Short problem: Show every line in the records below that contains the word "text".

[BEGIN Information shown]

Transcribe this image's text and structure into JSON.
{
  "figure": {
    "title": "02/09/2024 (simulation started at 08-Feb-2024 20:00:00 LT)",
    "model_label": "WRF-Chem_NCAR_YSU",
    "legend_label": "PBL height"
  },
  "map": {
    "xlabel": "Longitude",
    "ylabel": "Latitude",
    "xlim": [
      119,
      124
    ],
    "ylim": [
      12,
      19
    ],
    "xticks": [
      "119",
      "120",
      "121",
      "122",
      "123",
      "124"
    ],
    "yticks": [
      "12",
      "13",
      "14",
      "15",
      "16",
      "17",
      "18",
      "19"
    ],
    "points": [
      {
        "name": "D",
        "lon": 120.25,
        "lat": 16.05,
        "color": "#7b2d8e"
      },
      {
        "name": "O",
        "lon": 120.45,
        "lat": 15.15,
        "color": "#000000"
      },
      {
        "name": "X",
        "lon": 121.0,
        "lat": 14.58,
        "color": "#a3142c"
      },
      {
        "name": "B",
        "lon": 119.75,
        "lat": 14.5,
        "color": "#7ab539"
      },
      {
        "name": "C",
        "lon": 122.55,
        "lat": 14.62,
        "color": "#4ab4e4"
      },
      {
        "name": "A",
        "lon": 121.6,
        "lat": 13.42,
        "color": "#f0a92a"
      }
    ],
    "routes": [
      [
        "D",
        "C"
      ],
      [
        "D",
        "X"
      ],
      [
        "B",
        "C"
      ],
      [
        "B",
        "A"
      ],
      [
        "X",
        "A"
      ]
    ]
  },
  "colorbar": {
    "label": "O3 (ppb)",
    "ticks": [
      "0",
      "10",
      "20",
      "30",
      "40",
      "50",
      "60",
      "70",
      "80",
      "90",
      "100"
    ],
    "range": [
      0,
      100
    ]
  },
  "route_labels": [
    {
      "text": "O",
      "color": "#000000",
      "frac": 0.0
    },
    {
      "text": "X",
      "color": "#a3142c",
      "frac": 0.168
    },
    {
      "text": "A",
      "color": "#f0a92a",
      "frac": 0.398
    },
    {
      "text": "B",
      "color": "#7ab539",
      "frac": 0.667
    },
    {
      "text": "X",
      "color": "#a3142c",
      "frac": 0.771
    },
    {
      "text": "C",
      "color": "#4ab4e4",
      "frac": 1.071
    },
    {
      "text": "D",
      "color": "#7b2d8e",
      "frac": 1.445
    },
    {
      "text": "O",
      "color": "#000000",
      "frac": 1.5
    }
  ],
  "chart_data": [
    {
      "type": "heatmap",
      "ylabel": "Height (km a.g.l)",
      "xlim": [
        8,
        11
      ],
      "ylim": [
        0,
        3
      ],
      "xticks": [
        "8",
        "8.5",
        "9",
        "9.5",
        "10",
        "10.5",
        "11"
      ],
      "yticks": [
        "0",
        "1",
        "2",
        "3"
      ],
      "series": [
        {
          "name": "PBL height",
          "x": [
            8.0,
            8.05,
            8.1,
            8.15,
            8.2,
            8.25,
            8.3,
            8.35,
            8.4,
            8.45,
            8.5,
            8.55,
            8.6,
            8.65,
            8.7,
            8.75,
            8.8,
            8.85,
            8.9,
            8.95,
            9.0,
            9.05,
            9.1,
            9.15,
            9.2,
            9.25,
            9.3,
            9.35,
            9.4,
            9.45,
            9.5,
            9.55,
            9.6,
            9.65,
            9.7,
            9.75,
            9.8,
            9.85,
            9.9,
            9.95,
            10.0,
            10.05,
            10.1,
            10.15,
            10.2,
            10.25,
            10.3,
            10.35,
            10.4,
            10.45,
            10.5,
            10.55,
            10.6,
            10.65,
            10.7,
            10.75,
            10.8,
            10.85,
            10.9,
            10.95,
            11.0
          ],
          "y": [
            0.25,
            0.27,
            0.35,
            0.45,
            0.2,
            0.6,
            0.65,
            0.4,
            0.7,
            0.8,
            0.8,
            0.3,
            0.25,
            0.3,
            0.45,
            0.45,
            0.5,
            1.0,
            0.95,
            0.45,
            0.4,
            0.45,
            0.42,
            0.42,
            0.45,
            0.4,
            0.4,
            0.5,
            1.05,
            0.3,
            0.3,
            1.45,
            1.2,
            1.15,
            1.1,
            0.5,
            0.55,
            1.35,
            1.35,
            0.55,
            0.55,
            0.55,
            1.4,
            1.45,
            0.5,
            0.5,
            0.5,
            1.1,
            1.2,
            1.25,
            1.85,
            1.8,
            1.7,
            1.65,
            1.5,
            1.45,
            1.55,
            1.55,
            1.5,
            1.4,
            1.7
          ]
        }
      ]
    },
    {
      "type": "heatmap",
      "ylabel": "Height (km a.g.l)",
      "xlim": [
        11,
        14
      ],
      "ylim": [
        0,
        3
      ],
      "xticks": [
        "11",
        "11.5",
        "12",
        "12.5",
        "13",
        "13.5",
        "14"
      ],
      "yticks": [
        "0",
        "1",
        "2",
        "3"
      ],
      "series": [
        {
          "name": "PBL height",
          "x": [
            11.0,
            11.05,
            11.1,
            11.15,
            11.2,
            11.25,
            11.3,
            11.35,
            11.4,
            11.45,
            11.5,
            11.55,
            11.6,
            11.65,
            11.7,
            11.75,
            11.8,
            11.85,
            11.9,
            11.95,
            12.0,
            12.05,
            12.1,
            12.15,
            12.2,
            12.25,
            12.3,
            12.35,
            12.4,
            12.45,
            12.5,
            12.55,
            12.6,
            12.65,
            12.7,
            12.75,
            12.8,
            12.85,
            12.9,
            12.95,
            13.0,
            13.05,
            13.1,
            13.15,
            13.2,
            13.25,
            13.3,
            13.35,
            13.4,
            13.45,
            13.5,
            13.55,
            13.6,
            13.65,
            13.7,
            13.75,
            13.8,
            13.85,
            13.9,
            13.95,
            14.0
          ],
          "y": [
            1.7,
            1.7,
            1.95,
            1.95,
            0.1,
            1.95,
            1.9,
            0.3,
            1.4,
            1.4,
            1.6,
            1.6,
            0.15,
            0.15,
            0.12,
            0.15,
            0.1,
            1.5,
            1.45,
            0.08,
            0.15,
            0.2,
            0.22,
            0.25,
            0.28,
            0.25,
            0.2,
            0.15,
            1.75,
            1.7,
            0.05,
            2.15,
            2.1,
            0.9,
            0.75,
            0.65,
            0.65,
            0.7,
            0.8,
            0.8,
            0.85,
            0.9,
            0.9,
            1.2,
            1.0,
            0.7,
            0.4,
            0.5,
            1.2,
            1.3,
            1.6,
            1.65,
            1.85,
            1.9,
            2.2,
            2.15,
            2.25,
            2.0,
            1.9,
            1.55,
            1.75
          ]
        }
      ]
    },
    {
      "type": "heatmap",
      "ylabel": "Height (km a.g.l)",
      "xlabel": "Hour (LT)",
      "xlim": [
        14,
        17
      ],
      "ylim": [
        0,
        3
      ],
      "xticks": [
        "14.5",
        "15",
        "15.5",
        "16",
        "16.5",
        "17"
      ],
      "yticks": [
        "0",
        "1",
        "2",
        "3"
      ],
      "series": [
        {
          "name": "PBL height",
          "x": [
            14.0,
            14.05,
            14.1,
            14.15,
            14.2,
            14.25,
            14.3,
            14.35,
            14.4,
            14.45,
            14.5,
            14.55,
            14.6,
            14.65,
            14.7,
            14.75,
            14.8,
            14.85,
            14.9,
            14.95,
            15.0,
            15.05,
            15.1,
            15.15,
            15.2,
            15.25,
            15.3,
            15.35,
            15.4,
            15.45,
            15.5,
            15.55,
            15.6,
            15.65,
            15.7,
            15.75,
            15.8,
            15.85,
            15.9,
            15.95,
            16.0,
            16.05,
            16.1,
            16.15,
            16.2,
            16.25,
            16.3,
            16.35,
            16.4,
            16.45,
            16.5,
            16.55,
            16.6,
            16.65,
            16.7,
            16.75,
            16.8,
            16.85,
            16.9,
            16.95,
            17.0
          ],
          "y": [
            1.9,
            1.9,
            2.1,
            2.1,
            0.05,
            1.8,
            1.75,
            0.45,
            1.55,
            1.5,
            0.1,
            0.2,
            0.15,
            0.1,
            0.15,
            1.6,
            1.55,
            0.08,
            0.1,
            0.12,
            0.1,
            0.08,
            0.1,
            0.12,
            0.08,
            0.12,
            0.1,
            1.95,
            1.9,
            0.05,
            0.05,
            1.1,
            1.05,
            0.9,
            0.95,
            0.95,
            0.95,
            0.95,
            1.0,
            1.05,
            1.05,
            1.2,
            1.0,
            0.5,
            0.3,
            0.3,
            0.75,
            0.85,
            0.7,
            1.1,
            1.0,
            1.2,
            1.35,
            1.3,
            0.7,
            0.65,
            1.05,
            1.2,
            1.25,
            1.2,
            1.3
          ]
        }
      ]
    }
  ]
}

[END Information shown]

Written solution:
Transcribe this image's text and structure into JSON.
      "text": "O",
      "text": "X",
      "text": "A",
      "text": "B",
      "text": "X",
      "text": "C",
      "text": "D",
      "text": "O",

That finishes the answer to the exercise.